Objective » Note how many lines contain "small" and give that number, with nothing else.

★ ★ ★

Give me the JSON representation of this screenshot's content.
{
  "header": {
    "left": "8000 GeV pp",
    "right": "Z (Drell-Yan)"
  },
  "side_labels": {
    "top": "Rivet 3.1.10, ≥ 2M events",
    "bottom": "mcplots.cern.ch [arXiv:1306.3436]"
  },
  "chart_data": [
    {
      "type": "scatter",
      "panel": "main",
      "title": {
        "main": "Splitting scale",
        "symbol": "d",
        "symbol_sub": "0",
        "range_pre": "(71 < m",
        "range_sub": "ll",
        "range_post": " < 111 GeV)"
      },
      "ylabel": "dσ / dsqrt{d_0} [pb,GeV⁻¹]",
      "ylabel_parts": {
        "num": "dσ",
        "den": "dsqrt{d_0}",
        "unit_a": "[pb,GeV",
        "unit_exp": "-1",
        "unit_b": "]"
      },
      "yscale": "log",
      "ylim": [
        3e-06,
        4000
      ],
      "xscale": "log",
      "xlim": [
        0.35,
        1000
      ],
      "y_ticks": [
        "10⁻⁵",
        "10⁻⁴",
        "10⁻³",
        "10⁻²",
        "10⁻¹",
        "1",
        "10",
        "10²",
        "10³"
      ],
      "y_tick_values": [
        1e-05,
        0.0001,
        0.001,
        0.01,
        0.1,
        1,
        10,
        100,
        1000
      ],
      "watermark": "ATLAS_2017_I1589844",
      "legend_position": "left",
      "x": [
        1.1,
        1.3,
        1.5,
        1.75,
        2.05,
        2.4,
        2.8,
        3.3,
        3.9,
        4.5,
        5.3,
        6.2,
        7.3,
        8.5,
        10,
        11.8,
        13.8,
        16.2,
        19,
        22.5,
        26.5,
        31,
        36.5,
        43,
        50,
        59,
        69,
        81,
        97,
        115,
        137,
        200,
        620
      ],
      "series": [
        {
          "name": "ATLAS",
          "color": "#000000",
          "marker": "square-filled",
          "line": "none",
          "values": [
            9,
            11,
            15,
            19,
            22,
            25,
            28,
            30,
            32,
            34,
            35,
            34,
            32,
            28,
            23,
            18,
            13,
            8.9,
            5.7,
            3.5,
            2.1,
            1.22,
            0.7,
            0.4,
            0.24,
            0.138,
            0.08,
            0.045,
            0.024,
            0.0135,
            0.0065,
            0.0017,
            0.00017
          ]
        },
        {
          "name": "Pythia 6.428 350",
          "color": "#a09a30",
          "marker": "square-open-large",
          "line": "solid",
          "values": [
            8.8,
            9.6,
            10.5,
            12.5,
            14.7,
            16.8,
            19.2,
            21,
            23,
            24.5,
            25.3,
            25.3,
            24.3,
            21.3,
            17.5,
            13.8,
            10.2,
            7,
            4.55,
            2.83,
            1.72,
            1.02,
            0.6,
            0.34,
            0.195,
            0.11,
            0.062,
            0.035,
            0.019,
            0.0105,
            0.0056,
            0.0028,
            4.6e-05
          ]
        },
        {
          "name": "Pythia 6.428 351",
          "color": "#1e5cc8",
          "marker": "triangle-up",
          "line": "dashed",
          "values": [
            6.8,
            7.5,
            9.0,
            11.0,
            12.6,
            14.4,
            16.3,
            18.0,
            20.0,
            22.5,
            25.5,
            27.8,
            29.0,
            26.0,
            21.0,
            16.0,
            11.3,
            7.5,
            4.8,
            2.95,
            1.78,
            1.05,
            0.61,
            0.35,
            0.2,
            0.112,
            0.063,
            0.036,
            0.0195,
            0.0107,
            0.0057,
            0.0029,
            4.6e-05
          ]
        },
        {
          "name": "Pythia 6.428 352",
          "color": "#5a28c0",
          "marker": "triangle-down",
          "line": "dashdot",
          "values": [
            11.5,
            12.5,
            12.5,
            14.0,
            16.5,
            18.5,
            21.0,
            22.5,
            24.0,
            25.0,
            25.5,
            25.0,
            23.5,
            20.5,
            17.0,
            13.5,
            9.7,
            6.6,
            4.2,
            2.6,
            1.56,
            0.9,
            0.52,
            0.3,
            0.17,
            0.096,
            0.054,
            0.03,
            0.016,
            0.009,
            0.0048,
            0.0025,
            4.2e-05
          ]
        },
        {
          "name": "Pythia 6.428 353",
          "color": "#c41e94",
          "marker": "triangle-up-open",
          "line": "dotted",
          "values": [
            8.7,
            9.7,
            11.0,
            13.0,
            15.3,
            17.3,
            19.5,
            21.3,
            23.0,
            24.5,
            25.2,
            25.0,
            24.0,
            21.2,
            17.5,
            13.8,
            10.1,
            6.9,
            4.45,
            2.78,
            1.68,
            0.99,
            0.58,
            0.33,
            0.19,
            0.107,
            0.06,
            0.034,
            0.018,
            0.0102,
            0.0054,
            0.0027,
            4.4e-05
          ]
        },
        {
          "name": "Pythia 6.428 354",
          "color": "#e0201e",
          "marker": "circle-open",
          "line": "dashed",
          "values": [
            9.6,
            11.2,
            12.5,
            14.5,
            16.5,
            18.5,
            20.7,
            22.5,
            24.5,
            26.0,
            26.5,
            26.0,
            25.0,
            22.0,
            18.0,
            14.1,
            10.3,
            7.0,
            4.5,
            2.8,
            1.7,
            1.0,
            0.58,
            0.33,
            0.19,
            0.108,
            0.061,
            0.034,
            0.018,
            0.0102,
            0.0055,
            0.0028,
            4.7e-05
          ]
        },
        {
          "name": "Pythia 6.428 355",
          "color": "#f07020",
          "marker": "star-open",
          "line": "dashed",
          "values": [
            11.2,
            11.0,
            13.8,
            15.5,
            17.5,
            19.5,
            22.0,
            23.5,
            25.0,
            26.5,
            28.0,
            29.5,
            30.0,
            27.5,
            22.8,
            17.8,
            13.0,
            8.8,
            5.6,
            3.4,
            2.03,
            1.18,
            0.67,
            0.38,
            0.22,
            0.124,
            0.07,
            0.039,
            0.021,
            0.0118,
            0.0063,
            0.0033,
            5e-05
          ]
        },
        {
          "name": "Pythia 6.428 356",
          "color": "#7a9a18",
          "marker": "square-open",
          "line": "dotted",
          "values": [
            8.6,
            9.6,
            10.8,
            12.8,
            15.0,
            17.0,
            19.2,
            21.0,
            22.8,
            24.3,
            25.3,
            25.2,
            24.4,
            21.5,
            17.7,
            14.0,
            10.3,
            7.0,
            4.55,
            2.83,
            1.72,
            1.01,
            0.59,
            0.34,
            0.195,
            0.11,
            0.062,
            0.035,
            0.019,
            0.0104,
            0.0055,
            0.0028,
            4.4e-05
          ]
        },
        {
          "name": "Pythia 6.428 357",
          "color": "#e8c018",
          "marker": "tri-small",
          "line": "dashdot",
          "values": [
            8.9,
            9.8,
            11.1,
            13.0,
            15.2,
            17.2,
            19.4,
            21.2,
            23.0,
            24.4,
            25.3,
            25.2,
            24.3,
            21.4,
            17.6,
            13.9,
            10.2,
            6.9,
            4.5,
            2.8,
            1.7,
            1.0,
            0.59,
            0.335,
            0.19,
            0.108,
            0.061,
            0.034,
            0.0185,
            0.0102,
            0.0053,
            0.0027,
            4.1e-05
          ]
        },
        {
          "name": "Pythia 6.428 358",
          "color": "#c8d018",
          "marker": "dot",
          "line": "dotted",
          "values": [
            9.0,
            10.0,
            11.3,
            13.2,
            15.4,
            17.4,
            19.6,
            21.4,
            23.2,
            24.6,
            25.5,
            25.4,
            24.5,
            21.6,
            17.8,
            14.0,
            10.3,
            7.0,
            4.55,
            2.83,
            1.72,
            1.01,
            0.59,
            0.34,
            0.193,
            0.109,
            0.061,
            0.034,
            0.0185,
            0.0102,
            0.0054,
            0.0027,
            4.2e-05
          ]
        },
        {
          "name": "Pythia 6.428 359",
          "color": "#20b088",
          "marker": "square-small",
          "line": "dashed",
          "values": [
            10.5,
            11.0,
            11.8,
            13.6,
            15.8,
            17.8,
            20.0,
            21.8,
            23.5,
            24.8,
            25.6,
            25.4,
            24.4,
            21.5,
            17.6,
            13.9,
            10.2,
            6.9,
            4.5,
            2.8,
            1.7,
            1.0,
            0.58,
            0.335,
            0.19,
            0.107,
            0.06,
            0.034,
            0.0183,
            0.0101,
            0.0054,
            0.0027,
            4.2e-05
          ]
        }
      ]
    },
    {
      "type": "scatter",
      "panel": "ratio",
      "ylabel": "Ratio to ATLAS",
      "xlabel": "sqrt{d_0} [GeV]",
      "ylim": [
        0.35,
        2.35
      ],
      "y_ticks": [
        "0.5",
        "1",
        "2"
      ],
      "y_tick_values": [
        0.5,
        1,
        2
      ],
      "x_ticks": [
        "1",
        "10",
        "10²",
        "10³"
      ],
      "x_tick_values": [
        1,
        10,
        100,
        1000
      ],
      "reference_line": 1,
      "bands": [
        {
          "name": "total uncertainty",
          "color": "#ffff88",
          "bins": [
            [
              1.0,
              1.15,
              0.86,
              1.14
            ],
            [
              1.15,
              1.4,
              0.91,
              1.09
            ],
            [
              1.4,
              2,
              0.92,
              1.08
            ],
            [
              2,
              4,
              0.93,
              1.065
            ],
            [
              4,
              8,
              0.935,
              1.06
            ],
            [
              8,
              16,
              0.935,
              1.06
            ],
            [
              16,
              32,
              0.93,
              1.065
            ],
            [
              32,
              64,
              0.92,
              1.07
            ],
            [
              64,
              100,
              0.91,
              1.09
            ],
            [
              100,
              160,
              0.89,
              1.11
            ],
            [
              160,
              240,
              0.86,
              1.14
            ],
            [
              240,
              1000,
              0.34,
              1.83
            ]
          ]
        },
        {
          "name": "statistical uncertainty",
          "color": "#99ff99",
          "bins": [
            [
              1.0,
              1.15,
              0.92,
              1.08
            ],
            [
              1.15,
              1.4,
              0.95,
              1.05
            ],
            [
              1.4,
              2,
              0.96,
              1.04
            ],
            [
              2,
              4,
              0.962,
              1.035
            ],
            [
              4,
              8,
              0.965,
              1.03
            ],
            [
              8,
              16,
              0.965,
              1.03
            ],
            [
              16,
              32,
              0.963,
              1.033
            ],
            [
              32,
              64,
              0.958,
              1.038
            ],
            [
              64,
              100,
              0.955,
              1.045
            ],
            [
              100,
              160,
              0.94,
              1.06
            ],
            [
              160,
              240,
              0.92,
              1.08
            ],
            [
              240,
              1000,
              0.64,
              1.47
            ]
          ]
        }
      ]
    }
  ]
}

★ ★ ★

Result of this exercise » 2